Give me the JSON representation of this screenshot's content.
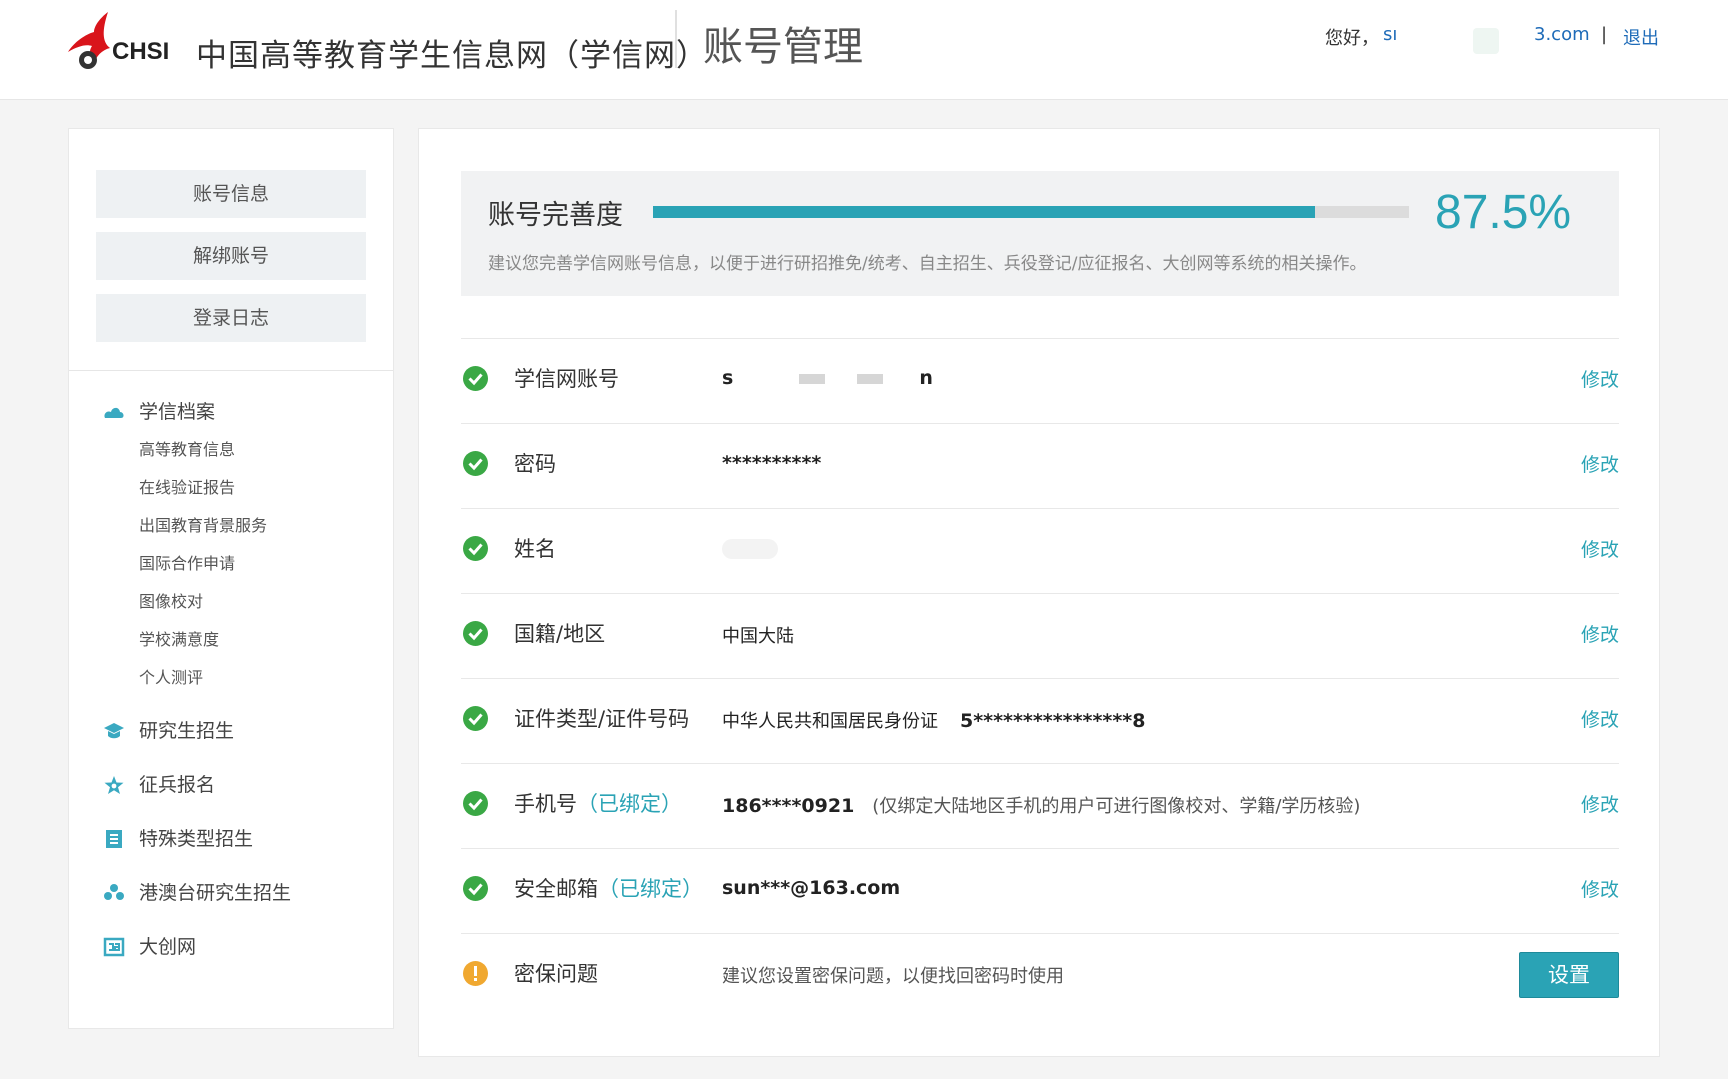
{
  "header": {
    "logo_text": "CHSI",
    "site_name": "中国高等教育学生信息网（学信网）",
    "page_title": "账号管理",
    "greeting": "您好，",
    "username_start": "sı",
    "username_end": "3.com",
    "separator": "|",
    "logout": "退出"
  },
  "sidebar": {
    "buttons": [
      "账号信息",
      "解绑账号",
      "登录日志"
    ],
    "menu": [
      {
        "label": "学信档案",
        "icon": "cloud-icon",
        "children": [
          "高等教育信息",
          "在线验证报告",
          "出国教育背景服务",
          "国际合作申请",
          "图像校对",
          "学校满意度",
          "个人测评"
        ]
      },
      {
        "label": "研究生招生",
        "icon": "graduation-cap-icon",
        "children": []
      },
      {
        "label": "征兵报名",
        "icon": "star-icon",
        "children": []
      },
      {
        "label": "特殊类型招生",
        "icon": "document-icon",
        "children": []
      },
      {
        "label": "港澳台研究生招生",
        "icon": "people-icon",
        "children": []
      },
      {
        "label": "大创网",
        "icon": "innovation-icon",
        "children": []
      }
    ]
  },
  "progress": {
    "label": "账号完善度",
    "percent": 87.5,
    "percent_text": "87.5%",
    "tip": "建议您完善学信网账号信息，以便于进行研招推免/统考、自主招生、兵役登记/应征报名、大创网等系统的相关操作。"
  },
  "rows": [
    {
      "label": "学信网账号",
      "bound": "",
      "value_start": "s",
      "value_end": "n",
      "note": "",
      "action": "修改",
      "status": "ok"
    },
    {
      "label": "密码",
      "bound": "",
      "value": "**********",
      "note": "",
      "action": "修改",
      "status": "ok"
    },
    {
      "label": "姓名",
      "bound": "",
      "value": "",
      "note": "",
      "action": "修改",
      "status": "ok"
    },
    {
      "label": "国籍/地区",
      "bound": "",
      "value": "中国大陆",
      "note": "",
      "action": "修改",
      "status": "ok"
    },
    {
      "label": "证件类型/证件号码",
      "bound": "",
      "value": "中华人民共和国居民身份证",
      "value2": "5****************8",
      "note": "",
      "action": "修改",
      "status": "ok"
    },
    {
      "label": "手机号",
      "bound": "（已绑定）",
      "value": "186****0921",
      "note": "(仅绑定大陆地区手机的用户可进行图像校对、学籍/学历核验)",
      "action": "修改",
      "status": "ok"
    },
    {
      "label": "安全邮箱",
      "bound": "（已绑定）",
      "value": "sun***@163.com",
      "note": "",
      "action": "修改",
      "status": "ok"
    },
    {
      "label": "密保问题",
      "bound": "",
      "value": "建议您设置密保问题，以便找回密码时使用",
      "note": "",
      "action": "设置",
      "status": "warning"
    }
  ],
  "colors": {
    "accent": "#2aa3b5",
    "ok": "#3aa845",
    "warning": "#f0a830",
    "link": "#1e6bb8"
  }
}
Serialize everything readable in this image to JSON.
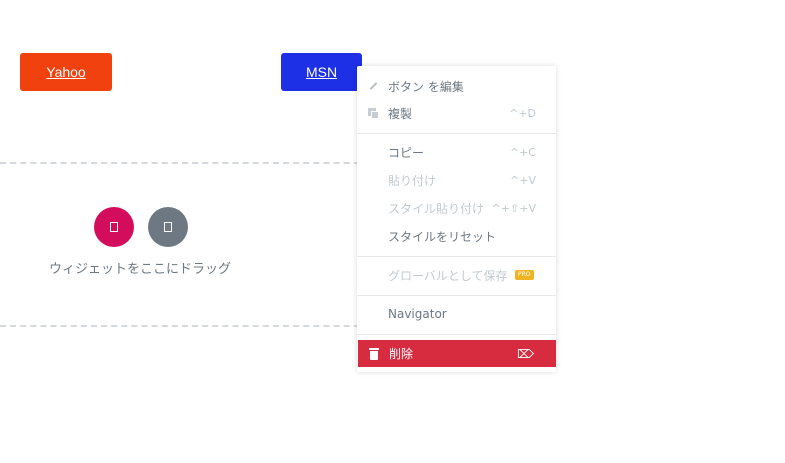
{
  "colors": {
    "yahoo_button": "#f0410f",
    "msn_button": "#1e30e6",
    "add_circle": "#d30c5c",
    "template_circle": "#6d7882",
    "delete_item": "#d72b3f",
    "pro_badge": "#f0b323"
  },
  "buttons": {
    "yahoo": "Yahoo",
    "msn": "MSN"
  },
  "dropzone": {
    "add_icon": "plus-square-icon",
    "template_icon": "folder-icon",
    "text": "ウィジェットをここにドラッグ"
  },
  "context_menu": {
    "edit": {
      "label": "ボタン を編集",
      "icon": "pencil-icon"
    },
    "duplicate": {
      "label": "複製",
      "shortcut": "^+D",
      "icon": "copy-icon"
    },
    "copy": {
      "label": "コピー",
      "shortcut": "^+C"
    },
    "paste": {
      "label": "貼り付け",
      "shortcut": "^+V"
    },
    "paste_style": {
      "label": "スタイル貼り付け",
      "shortcut": "^+⇧+V"
    },
    "reset_style": {
      "label": "スタイルをリセット"
    },
    "save_global": {
      "label": "グローバルとして保存",
      "badge": "PRO"
    },
    "navigator": {
      "label": "Navigator"
    },
    "delete": {
      "label": "削除",
      "icon": "trash-icon",
      "shortcut_icon": "backspace-icon"
    }
  }
}
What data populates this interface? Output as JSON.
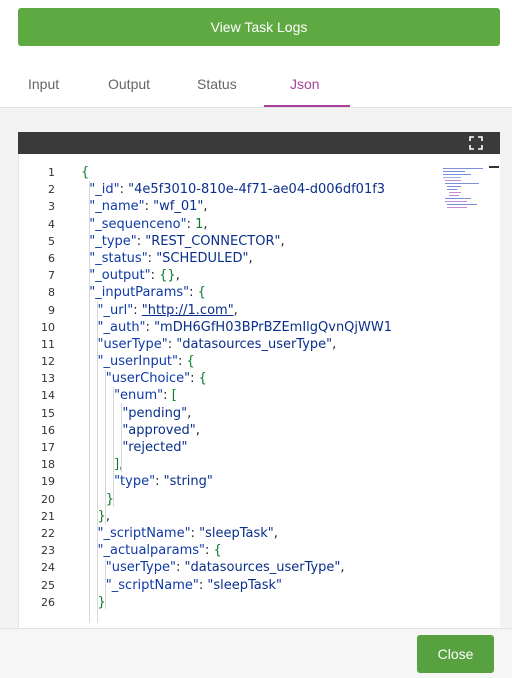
{
  "header": {
    "view_logs_label": "View Task Logs"
  },
  "tabs": [
    {
      "label": "Input",
      "active": false
    },
    {
      "label": "Output",
      "active": false
    },
    {
      "label": "Status",
      "active": false
    },
    {
      "label": "Json",
      "active": true
    }
  ],
  "editor": {
    "line_numbers": [
      "1",
      "2",
      "3",
      "4",
      "5",
      "6",
      "7",
      "8",
      "9",
      "10",
      "11",
      "12",
      "13",
      "14",
      "15",
      "16",
      "17",
      "18",
      "19",
      "20",
      "21",
      "22",
      "23",
      "24",
      "25",
      "26"
    ],
    "lines": [
      "{",
      "  \"_id\": \"4e5f3010-810e-4f71-ae04-d006df01f3",
      "  \"_name\": \"wf_01\",",
      "  \"_sequenceno\": 1,",
      "  \"_type\": \"REST_CONNECTOR\",",
      "  \"_status\": \"SCHEDULED\",",
      "  \"_output\": {},",
      "  \"_inputParams\": {",
      "    \"_url\": \"http://1.com\",",
      "    \"_auth\": \"mDH6GfH03BPrBZEmIlgQvnQjWW1",
      "    \"userType\": \"datasources_userType\",",
      "    \"_userInput\": {",
      "      \"userChoice\": {",
      "        \"enum\": [",
      "          \"pending\",",
      "          \"approved\",",
      "          \"rejected\"",
      "        ],",
      "        \"type\": \"string\"",
      "      }",
      "    },",
      "    \"_scriptName\": \"sleepTask\",",
      "    \"_actualparams\": {",
      "      \"userType\": \"datasources_userType\",",
      "      \"_scriptName\": \"sleepTask\"",
      "    }"
    ]
  },
  "footer": {
    "close_label": "Close"
  },
  "colors": {
    "accent_green": "#5fa942",
    "tab_active": "#a8429a",
    "editor_header": "#3a3a3a"
  },
  "icons": {
    "expand": "expand-icon"
  }
}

■ **DIRECTIVE**
Would you mind returning each entry above word for word, skipping the images?

■ **IN RESPONSE**
Give me the JSON representation of this screenshot's content.
{
  "header": {
    "logo_text": "CHSI",
    "site_name": "中国高等教育学生信息网（学信网）",
    "page_title": "账号管理",
    "greeting": "您好，",
    "username_start": "sı",
    "username_end": "3.com",
    "separator": "|",
    "logout": "退出"
  },
  "sidebar": {
    "buttons": [
      "账号信息",
      "解绑账号",
      "登录日志"
    ],
    "menu": [
      {
        "label": "学信档案",
        "icon": "cloud-icon",
        "children": [
          "高等教育信息",
          "在线验证报告",
          "出国教育背景服务",
          "国际合作申请",
          "图像校对",
          "学校满意度",
          "个人测评"
        ]
      },
      {
        "label": "研究生招生",
        "icon": "graduation-cap-icon",
        "children": []
      },
      {
        "label": "征兵报名",
        "icon": "star-icon",
        "children": []
      },
      {
        "label": "特殊类型招生",
        "icon": "document-icon",
        "children": []
      },
      {
        "label": "港澳台研究生招生",
        "icon": "people-icon",
        "children": []
      },
      {
        "label": "大创网",
        "icon": "innovation-icon",
        "children": []
      }
    ]
  },
  "progress": {
    "label": "账号完善度",
    "percent": 87.5,
    "percent_text": "87.5%",
    "tip": "建议您完善学信网账号信息，以便于进行研招推免/统考、自主招生、兵役登记/应征报名、大创网等系统的相关操作。"
  },
  "rows": [
    {
      "label": "学信网账号",
      "bound": "",
      "value_start": "s",
      "value_end": "n",
      "note": "",
      "action": "修改",
      "status": "ok"
    },
    {
      "label": "密码",
      "bound": "",
      "value": "**********",
      "note": "",
      "action": "修改",
      "status": "ok"
    },
    {
      "label": "姓名",
      "bound": "",
      "value": "",
      "note": "",
      "action": "修改",
      "status": "ok"
    },
    {
      "label": "国籍/地区",
      "bound": "",
      "value": "中国大陆",
      "note": "",
      "action": "修改",
      "status": "ok"
    },
    {
      "label": "证件类型/证件号码",
      "bound": "",
      "value": "中华人民共和国居民身份证",
      "value2": "5****************8",
      "note": "",
      "action": "修改",
      "status": "ok"
    },
    {
      "label": "手机号",
      "bound": "（已绑定）",
      "value": "186****0921",
      "note": "(仅绑定大陆地区手机的用户可进行图像校对、学籍/学历核验)",
      "action": "修改",
      "status": "ok"
    },
    {
      "label": "安全邮箱",
      "bound": "（已绑定）",
      "value": "sun***@163.com",
      "note": "",
      "action": "修改",
      "status": "ok"
    },
    {
      "label": "密保问题",
      "bound": "",
      "value": "建议您设置密保问题，以便找回密码时使用",
      "note": "",
      "action": "设置",
      "status": "warning"
    }
  ],
  "colors": {
    "accent": "#2aa3b5",
    "ok": "#3aa845",
    "warning": "#f0a830",
    "link": "#1e6bb8"
  }
}
Serialize everything readable in this image to JSON.
{
  "colors": {
    "yahoo_button": "#f0410f",
    "msn_button": "#1e30e6",
    "add_circle": "#d30c5c",
    "template_circle": "#6d7882",
    "delete_item": "#d72b3f",
    "pro_badge": "#f0b323"
  },
  "buttons": {
    "yahoo": "Yahoo",
    "msn": "MSN"
  },
  "dropzone": {
    "add_icon": "plus-square-icon",
    "template_icon": "folder-icon",
    "text": "ウィジェットをここにドラッグ"
  },
  "context_menu": {
    "edit": {
      "label": "ボタン を編集",
      "icon": "pencil-icon"
    },
    "duplicate": {
      "label": "複製",
      "shortcut": "^+D",
      "icon": "copy-icon"
    },
    "copy": {
      "label": "コピー",
      "shortcut": "^+C"
    },
    "paste": {
      "label": "貼り付け",
      "shortcut": "^+V"
    },
    "paste_style": {
      "label": "スタイル貼り付け",
      "shortcut": "^+⇧+V"
    },
    "reset_style": {
      "label": "スタイルをリセット"
    },
    "save_global": {
      "label": "グローバルとして保存",
      "badge": "PRO"
    },
    "navigator": {
      "label": "Navigator"
    },
    "delete": {
      "label": "削除",
      "icon": "trash-icon",
      "shortcut_icon": "backspace-icon"
    }
  }
}
What data populates this interface? Output as JSON.
{
  "header": {
    "view_logs_label": "View Task Logs"
  },
  "tabs": [
    {
      "label": "Input",
      "active": false
    },
    {
      "label": "Output",
      "active": false
    },
    {
      "label": "Status",
      "active": false
    },
    {
      "label": "Json",
      "active": true
    }
  ],
  "editor": {
    "line_numbers": [
      "1",
      "2",
      "3",
      "4",
      "5",
      "6",
      "7",
      "8",
      "9",
      "10",
      "11",
      "12",
      "13",
      "14",
      "15",
      "16",
      "17",
      "18",
      "19",
      "20",
      "21",
      "22",
      "23",
      "24",
      "25",
      "26"
    ],
    "lines": [
      "{",
      "  \"_id\": \"4e5f3010-810e-4f71-ae04-d006df01f3",
      "  \"_name\": \"wf_01\",",
      "  \"_sequenceno\": 1,",
      "  \"_type\": \"REST_CONNECTOR\",",
      "  \"_status\": \"SCHEDULED\",",
      "  \"_output\": {},",
      "  \"_inputParams\": {",
      "    \"_url\": \"http://1.com\",",
      "    \"_auth\": \"mDH6GfH03BPrBZEmIlgQvnQjWW1",
      "    \"userType\": \"datasources_userType\",",
      "    \"_userInput\": {",
      "      \"userChoice\": {",
      "        \"enum\": [",
      "          \"pending\",",
      "          \"approved\",",
      "          \"rejected\"",
      "        ],",
      "        \"type\": \"string\"",
      "      }",
      "    },",
      "    \"_scriptName\": \"sleepTask\",",
      "    \"_actualparams\": {",
      "      \"userType\": \"datasources_userType\",",
      "      \"_scriptName\": \"sleepTask\"",
      "    }"
    ]
  },
  "footer": {
    "close_label": "Close"
  },
  "colors": {
    "accent_green": "#5fa942",
    "tab_active": "#a8429a",
    "editor_header": "#3a3a3a"
  },
  "icons": {
    "expand": "expand-icon"
  }
}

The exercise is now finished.